§ Exercise task:
Set the listing down unchanged, minus every embedded image.

§ Saved data entries:
━━━━━━━━
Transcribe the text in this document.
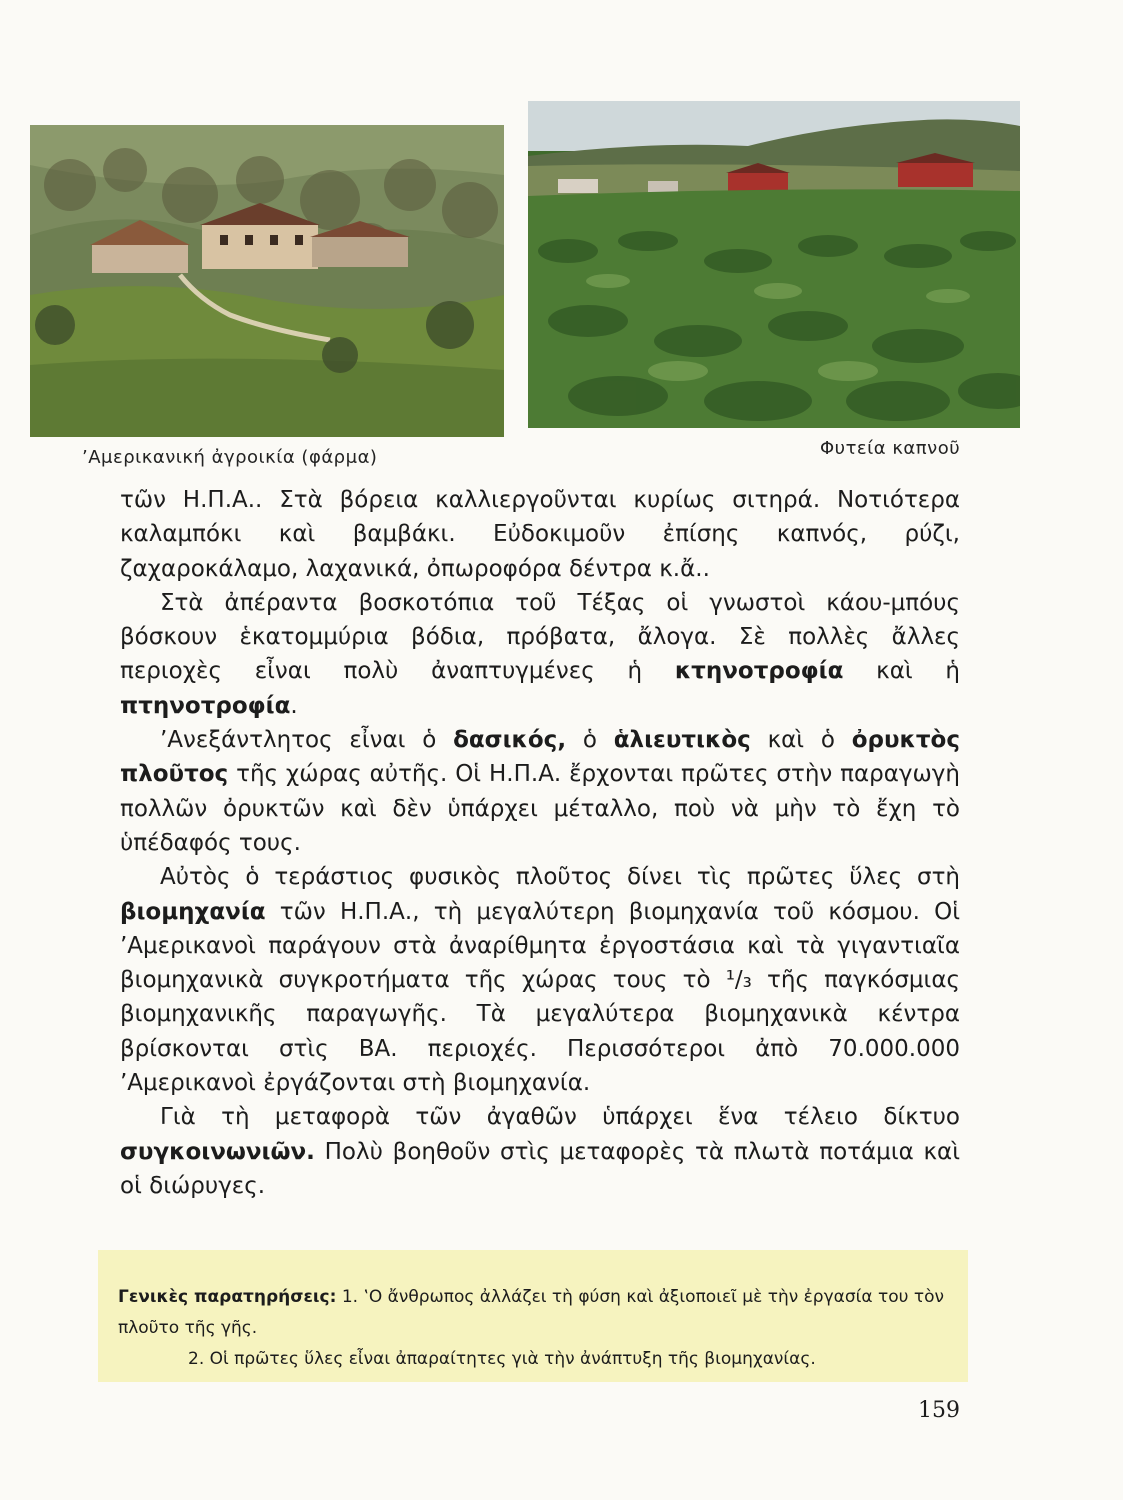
’Αμερικανική ἀγροικία (φάρμα)	Φυτεία καπνοῦ

τῶν Η.Π.Α.. Στὰ βόρεια καλλιεργοῦνται κυρίως σιτηρά. Νοτιότερα καλαμπόκι καὶ βαμβάκι. Εὐδοκιμοῦν ἐπίσης καπνός, ρύζι, ζαχαροκάλαμο, λαχανικά, ὀπωροφόρα δέντρα κ.ἄ..

Στὰ ἀπέραντα βοσκοτόπια τοῦ Τέξας οἱ γνωστοὶ κάου-μπόυς βόσκουν ἑκατομμύρια βόδια, πρόβατα, ἄλογα. Σὲ πολλὲς ἄλλες περιοχὲς εἶναι πολὺ ἀναπτυγμένες ἡ κτηνοτροφία καὶ ἡ πτηνοτροφία.

’Ανεξάντλητος εἶναι ὁ δασικός, ὁ ἁλιευτικὸς καὶ ὁ ὀρυκτὸς πλοῦτος τῆς χώρας αὐτῆς. Οἱ Η.Π.Α. ἔρχονται πρῶτες στὴν παραγωγὴ πολλῶν ὀρυκτῶν καὶ δὲν ὑπάρχει μέταλλο, ποὺ νὰ μὴν τὸ ἔχη τὸ ὑπέδαφός τους.

Αὐτὸς ὁ τεράστιος φυσικὸς πλοῦτος δίνει τὶς πρῶτες ὕλες στὴ βιομηχανία τῶν Η.Π.Α., τὴ μεγαλύτερη βιομηχανία τοῦ κόσμου. Οἱ ’Αμερικανοὶ παράγουν στὰ ἀναρίθμητα ἐργοστάσια καὶ τὰ γιγαντιαῖα βιομηχανικὰ συγκροτήματα τῆς χώρας τους τὸ ¹/₃ τῆς παγκόσμιας βιομηχανικῆς παραγωγῆς. Τὰ μεγαλύτερα βιομηχανικὰ κέντρα βρίσκονται στὶς ΒΑ. περιοχές. Περισσότεροι ἀπὸ 70.000.000 ’Αμερικανοὶ ἐργάζονται στὴ βιομηχανία.

Γιὰ τὴ μεταφορὰ τῶν ἀγαθῶν ὑπάρχει ἕνα τέλειο δίκτυο συγκοινωνιῶν. Πολὺ βοηθοῦν στὶς μεταφορὲς τὰ πλωτὰ ποτάμια καὶ οἱ διώρυγες.

Γενικὲς παρατηρήσεις: 1. ‛Ο ἄνθρωπος ἀλλάζει τὴ φύση καὶ ἀξιοποιεῖ μὲ τὴν ἐργασία του τὸν πλοῦτο τῆς γῆς.
2. Οἱ πρῶτες ὕλες εἶναι ἀπαραίτητες γιὰ τὴν ἀνάπτυξη τῆς βιομηχανίας.
159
━━━━━━━━
§ In response:
Transcribe the text in this document.
’Αμερικανική ἀγροικία (φάρμα)	Φυτεία καπνοῦ

τῶν Η.Π.Α.. Στὰ βόρεια καλλιεργοῦνται κυρίως σιτηρά. Νοτιότερα καλαμπόκι καὶ βαμβάκι. Εὐδοκιμοῦν ἐπίσης καπνός, ρύζι, ζαχαροκάλαμο, λαχανικά, ὀπωροφόρα δέντρα κ.ἄ..

Στὰ ἀπέραντα βοσκοτόπια τοῦ Τέξας οἱ γνωστοὶ κάου-μπόυς βόσκουν ἑκατομμύρια βόδια, πρόβατα, ἄλογα. Σὲ πολλὲς ἄλλες περιοχὲς εἶναι πολὺ ἀναπτυγμένες ἡ κτηνοτροφία καὶ ἡ πτηνοτροφία.

’Ανεξάντλητος εἶναι ὁ δασικός, ὁ ἁλιευτικὸς καὶ ὁ ὀρυκτὸς πλοῦτος τῆς χώρας αὐτῆς. Οἱ Η.Π.Α. ἔρχονται πρῶτες στὴν παραγωγὴ πολλῶν ὀρυκτῶν καὶ δὲν ὑπάρχει μέταλλο, ποὺ νὰ μὴν τὸ ἔχη τὸ ὑπέδαφός τους.

Αὐτὸς ὁ τεράστιος φυσικὸς πλοῦτος δίνει τὶς πρῶτες ὕλες στὴ βιομηχανία τῶν Η.Π.Α., τὴ μεγαλύτερη βιομηχανία τοῦ κόσμου. Οἱ ’Αμερικανοὶ παράγουν στὰ ἀναρίθμητα ἐργοστάσια καὶ τὰ γιγαντιαῖα βιομηχανικὰ συγκροτήματα τῆς χώρας τους τὸ ¹/₃ τῆς παγκόσμιας βιομηχανικῆς παραγωγῆς. Τὰ μεγαλύτερα βιομηχανικὰ κέντρα βρίσκονται στὶς ΒΑ. περιοχές. Περισσότεροι ἀπὸ 70.000.000 ’Αμερικανοὶ ἐργάζονται στὴ βιομηχανία.

Γιὰ τὴ μεταφορὰ τῶν ἀγαθῶν ὑπάρχει ἕνα τέλειο δίκτυο συγκοινωνιῶν. Πολὺ βοηθοῦν στὶς μεταφορὲς τὰ πλωτὰ ποτάμια καὶ οἱ διώρυγες.

Γενικὲς παρατηρήσεις: 1. ‛Ο ἄνθρωπος ἀλλάζει τὴ φύση καὶ ἀξιοποιεῖ μὲ τὴν ἐργασία του τὸν πλοῦτο τῆς γῆς.
2. Οἱ πρῶτες ὕλες εἶναι ἀπαραίτητες γιὰ τὴν ἀνάπτυξη τῆς βιομηχανίας.
159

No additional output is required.